<<<<

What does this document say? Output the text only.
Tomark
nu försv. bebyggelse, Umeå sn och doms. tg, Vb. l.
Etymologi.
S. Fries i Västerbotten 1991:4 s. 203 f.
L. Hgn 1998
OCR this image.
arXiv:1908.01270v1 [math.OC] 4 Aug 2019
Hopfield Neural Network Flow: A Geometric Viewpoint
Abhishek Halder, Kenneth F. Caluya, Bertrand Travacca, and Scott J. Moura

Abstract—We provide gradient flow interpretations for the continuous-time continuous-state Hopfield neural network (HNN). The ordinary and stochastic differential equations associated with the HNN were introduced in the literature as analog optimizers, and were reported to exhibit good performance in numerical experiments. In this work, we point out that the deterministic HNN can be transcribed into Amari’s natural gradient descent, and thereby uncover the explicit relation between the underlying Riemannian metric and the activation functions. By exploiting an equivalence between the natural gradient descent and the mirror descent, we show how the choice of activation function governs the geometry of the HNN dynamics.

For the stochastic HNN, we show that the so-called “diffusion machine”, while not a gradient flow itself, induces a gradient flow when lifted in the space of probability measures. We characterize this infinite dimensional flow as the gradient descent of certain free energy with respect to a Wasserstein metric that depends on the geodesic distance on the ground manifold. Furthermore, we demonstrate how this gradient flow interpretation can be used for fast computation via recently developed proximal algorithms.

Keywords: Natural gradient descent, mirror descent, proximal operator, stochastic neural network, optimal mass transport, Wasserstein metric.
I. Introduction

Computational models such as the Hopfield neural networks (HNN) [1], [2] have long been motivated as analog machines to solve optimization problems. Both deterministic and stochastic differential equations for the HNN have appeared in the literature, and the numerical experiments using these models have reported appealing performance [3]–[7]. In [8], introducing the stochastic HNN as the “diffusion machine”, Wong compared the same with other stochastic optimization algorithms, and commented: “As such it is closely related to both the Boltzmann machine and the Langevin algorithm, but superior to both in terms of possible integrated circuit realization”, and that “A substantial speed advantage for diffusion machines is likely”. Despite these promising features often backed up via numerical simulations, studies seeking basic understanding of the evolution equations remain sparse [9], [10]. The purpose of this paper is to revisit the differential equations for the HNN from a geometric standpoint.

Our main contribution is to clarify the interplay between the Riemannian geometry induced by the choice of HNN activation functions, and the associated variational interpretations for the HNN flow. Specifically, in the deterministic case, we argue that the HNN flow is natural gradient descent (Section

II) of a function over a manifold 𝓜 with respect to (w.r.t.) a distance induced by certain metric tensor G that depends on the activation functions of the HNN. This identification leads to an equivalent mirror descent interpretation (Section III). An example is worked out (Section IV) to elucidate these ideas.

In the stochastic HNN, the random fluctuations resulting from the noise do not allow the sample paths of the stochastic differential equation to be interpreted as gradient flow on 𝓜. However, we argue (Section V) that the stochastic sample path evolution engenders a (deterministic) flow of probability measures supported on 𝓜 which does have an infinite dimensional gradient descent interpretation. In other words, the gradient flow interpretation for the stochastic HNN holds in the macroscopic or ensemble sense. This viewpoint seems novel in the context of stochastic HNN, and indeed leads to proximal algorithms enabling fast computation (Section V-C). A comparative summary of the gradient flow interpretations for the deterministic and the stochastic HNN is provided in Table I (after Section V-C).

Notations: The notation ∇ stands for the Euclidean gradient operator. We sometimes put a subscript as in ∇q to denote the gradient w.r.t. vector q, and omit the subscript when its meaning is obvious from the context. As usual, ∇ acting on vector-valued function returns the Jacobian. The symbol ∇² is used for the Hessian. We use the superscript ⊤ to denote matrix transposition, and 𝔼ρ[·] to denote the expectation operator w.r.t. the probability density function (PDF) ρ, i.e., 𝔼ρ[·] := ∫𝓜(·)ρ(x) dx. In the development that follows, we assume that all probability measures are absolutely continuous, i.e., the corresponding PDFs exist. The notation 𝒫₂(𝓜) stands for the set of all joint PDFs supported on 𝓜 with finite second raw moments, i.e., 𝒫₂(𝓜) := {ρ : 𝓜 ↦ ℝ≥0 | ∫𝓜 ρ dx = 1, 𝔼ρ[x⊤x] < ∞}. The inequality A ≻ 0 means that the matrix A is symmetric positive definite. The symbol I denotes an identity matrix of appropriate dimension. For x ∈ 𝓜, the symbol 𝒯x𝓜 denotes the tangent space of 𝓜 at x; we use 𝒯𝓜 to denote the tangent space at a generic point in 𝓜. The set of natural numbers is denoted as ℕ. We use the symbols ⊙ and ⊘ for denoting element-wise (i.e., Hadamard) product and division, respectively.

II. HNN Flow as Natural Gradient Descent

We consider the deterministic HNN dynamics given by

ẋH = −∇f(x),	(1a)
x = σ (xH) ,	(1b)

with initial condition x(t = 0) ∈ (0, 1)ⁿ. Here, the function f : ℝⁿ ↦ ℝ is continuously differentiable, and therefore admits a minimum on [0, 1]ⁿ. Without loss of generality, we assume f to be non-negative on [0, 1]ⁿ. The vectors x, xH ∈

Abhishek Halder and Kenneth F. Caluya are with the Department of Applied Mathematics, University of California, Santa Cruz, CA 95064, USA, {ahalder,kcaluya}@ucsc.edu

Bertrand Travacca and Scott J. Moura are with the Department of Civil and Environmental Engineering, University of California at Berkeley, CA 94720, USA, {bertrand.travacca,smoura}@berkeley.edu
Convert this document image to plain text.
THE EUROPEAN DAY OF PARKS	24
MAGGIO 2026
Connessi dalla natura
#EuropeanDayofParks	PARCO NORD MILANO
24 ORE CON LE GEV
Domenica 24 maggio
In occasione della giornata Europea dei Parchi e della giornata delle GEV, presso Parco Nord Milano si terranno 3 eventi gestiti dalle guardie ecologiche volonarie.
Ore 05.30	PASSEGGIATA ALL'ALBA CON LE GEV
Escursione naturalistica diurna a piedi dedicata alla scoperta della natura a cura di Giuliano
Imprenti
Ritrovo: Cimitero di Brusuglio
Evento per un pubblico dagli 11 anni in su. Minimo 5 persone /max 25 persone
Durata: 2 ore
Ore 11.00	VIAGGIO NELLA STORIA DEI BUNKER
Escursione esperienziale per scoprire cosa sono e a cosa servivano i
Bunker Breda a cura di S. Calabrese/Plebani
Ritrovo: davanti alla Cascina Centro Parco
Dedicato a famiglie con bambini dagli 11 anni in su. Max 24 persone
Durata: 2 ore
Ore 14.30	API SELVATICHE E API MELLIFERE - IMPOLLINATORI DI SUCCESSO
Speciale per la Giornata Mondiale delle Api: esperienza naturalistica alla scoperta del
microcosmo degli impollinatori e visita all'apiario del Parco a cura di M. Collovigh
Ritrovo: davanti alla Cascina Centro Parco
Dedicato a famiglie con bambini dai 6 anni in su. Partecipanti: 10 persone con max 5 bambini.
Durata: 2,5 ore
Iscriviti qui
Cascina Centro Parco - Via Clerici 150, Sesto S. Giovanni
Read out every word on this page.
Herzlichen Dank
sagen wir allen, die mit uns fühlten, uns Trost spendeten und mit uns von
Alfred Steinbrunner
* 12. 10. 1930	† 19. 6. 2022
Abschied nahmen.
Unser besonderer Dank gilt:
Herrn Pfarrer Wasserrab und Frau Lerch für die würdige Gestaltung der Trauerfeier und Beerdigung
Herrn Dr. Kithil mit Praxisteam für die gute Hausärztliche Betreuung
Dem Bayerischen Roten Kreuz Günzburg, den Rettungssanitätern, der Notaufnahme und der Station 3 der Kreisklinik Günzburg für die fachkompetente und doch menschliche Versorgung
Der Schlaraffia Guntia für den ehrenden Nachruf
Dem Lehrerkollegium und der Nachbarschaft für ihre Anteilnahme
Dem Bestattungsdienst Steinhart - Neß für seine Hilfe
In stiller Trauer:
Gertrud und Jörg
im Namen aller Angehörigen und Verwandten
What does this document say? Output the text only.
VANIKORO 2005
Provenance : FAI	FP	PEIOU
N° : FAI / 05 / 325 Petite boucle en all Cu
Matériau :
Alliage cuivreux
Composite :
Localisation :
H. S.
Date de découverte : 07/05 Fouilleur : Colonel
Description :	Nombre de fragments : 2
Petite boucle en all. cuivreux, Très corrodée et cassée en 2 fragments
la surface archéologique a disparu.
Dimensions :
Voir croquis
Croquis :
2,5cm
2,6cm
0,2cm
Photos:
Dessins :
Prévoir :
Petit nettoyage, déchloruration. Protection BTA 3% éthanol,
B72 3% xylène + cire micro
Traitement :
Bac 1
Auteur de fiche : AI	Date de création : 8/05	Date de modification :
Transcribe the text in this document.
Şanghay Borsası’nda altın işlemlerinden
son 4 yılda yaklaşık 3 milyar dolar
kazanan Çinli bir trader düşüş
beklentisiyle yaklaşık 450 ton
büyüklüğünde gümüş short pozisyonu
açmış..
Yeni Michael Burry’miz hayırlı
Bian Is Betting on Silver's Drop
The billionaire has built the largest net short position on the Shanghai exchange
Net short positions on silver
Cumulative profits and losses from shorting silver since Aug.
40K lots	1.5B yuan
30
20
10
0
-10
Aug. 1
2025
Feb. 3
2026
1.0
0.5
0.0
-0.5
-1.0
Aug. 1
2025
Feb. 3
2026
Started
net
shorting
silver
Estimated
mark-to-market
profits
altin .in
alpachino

>>>>

# AIM OF THE EXERCISE:
Choose all lines containing the string "yaklaşık" and copy them out.

# RESPONSE TO THIS EXERCISE:
son 4 yılda yaklaşık 3 milyar dolar
beklentisiyle yaklaşık 450 ton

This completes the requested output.